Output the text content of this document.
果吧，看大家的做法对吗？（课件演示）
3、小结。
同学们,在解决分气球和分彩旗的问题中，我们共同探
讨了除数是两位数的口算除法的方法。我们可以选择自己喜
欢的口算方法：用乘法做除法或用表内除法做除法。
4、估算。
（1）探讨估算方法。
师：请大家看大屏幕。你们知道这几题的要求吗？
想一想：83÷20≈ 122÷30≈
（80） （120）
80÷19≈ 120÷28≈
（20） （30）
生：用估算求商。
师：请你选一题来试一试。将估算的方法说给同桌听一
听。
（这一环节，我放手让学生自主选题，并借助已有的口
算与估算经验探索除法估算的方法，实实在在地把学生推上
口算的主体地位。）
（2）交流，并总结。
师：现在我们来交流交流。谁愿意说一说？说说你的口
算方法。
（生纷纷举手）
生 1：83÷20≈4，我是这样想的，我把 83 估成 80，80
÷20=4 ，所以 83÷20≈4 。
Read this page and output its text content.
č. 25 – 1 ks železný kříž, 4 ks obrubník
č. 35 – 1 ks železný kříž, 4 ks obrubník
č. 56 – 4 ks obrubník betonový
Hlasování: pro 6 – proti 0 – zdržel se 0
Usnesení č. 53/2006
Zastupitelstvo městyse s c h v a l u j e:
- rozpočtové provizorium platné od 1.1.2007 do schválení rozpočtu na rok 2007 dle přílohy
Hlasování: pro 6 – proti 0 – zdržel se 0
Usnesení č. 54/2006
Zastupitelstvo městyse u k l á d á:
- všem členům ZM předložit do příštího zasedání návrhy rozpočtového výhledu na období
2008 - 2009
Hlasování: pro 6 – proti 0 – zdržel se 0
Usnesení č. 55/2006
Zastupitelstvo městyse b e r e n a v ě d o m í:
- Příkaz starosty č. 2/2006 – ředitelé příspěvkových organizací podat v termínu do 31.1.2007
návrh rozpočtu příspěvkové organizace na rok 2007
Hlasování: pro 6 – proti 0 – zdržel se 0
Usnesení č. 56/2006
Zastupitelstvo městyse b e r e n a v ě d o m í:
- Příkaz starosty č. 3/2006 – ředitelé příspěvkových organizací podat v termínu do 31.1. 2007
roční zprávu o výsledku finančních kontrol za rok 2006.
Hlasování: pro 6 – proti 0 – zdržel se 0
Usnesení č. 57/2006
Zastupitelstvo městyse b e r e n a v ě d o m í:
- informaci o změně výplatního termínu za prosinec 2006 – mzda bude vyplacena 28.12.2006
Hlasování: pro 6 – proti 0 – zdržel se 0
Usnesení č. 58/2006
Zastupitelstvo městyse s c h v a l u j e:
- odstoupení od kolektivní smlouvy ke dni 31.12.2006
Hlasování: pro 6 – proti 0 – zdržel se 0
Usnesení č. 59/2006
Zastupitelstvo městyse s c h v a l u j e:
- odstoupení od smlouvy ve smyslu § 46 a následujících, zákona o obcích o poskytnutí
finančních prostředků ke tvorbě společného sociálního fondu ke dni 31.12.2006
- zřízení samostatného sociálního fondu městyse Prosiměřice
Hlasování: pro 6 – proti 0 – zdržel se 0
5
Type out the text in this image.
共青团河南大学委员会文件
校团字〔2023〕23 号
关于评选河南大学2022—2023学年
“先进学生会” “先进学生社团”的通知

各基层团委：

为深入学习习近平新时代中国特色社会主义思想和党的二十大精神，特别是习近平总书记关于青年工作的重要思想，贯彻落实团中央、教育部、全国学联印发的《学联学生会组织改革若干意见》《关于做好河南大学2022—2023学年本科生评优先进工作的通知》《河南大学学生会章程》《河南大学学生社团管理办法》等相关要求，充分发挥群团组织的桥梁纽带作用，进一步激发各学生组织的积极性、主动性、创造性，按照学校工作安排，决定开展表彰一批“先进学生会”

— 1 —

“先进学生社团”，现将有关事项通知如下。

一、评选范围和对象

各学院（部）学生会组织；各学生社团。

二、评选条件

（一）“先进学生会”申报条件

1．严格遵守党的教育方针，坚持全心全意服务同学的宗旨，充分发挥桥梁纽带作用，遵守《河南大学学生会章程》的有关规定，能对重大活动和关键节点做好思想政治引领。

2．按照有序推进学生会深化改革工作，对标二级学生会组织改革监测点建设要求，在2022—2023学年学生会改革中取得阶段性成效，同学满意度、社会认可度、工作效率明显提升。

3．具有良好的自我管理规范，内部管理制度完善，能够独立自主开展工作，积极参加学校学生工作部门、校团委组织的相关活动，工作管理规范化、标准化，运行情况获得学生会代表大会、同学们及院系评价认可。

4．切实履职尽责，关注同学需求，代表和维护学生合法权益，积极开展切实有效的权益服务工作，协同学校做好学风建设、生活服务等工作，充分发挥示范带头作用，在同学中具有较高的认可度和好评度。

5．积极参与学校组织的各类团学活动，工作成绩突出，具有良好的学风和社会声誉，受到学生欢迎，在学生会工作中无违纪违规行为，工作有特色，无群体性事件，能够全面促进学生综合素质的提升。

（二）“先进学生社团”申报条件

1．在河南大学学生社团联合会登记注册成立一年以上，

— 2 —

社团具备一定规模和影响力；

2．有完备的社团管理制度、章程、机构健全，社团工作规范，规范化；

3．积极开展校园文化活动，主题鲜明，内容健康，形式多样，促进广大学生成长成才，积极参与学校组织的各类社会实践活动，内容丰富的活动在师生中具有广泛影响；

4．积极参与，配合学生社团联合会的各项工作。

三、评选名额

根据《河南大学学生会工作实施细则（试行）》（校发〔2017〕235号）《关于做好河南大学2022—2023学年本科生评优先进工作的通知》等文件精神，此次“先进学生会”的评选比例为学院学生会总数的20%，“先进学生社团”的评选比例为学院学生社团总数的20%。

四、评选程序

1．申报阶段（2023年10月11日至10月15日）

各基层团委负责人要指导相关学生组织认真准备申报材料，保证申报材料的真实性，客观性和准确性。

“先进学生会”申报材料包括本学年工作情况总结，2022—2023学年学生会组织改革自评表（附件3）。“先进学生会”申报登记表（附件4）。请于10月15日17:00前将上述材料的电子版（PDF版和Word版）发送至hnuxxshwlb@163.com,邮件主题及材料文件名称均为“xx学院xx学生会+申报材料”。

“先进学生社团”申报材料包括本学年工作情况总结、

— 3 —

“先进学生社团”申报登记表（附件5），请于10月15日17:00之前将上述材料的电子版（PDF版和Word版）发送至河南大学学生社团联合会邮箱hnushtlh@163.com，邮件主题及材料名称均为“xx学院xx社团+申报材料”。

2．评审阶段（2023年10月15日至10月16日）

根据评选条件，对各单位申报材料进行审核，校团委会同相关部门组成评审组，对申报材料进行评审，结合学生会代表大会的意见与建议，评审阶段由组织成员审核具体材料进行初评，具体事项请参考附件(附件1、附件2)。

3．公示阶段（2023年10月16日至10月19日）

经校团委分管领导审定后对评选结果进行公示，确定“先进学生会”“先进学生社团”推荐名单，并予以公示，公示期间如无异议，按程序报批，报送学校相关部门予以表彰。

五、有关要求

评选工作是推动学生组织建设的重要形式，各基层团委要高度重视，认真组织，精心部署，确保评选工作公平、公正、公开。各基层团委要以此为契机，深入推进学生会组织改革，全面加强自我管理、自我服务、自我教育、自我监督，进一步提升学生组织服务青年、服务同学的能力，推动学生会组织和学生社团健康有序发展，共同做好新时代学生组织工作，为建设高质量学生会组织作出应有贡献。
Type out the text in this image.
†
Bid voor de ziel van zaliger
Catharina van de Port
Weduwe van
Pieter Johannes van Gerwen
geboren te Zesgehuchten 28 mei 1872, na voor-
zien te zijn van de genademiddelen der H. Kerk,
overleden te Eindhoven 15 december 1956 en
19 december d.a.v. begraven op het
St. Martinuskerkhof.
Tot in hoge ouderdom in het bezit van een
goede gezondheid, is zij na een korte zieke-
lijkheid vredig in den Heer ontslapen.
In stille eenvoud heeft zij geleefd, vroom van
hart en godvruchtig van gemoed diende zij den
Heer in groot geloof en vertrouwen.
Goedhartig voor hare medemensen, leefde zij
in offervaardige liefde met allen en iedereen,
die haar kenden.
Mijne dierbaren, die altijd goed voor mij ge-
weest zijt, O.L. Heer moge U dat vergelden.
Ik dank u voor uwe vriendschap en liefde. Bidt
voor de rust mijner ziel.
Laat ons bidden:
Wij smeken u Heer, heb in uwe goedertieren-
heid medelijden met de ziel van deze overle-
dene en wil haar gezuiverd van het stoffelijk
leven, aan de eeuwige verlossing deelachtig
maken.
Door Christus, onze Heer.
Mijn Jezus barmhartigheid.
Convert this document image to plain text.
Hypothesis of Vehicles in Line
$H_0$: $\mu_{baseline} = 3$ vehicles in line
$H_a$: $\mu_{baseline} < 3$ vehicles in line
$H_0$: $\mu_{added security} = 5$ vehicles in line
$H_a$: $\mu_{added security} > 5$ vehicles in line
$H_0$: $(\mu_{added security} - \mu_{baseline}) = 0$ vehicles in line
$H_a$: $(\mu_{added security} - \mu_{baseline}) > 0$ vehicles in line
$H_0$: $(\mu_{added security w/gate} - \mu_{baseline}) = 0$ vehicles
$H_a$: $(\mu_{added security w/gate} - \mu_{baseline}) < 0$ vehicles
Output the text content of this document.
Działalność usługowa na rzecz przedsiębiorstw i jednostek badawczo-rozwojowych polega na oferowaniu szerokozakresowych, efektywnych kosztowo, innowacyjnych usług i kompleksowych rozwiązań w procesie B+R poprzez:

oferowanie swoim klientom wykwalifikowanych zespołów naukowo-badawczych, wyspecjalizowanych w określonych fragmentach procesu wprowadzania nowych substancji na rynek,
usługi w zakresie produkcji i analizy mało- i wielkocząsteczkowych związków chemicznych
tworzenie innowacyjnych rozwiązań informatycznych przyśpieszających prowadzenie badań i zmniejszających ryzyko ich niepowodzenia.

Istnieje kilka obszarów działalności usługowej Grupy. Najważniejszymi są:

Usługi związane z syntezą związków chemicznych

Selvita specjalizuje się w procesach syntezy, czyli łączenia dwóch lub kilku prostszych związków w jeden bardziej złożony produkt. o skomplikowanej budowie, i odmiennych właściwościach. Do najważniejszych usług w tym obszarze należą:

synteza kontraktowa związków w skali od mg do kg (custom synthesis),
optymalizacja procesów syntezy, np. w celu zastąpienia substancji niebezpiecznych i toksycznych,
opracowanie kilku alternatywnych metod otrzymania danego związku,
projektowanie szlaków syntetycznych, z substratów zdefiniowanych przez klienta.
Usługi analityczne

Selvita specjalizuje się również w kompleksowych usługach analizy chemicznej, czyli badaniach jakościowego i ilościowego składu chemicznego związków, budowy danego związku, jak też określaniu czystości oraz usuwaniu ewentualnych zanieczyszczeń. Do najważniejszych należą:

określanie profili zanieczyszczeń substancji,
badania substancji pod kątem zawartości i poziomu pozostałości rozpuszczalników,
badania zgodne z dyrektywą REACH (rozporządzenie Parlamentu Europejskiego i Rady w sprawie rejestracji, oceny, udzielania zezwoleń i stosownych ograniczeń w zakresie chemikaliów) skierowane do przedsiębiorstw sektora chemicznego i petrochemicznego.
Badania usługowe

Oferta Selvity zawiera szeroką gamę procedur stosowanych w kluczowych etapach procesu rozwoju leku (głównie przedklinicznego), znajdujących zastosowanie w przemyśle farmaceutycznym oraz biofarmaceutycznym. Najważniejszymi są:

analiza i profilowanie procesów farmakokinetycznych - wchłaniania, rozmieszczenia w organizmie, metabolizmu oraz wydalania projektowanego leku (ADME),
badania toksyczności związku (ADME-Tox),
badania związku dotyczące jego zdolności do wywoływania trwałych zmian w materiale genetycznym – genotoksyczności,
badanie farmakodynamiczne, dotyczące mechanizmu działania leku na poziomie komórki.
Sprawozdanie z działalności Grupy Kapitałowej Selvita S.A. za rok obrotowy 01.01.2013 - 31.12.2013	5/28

What you will do
Read through the entries and copy every line that includes "działalności".

Response to the task
Istnieje kilka obszarów działalności usługowej Grupy. Najważniejszymi są:
Sprawozdanie z działalności Grupy Kapitałowej Selvita S.A. za rok obrotowy 01.01.2013 - 31.12.2013	5/28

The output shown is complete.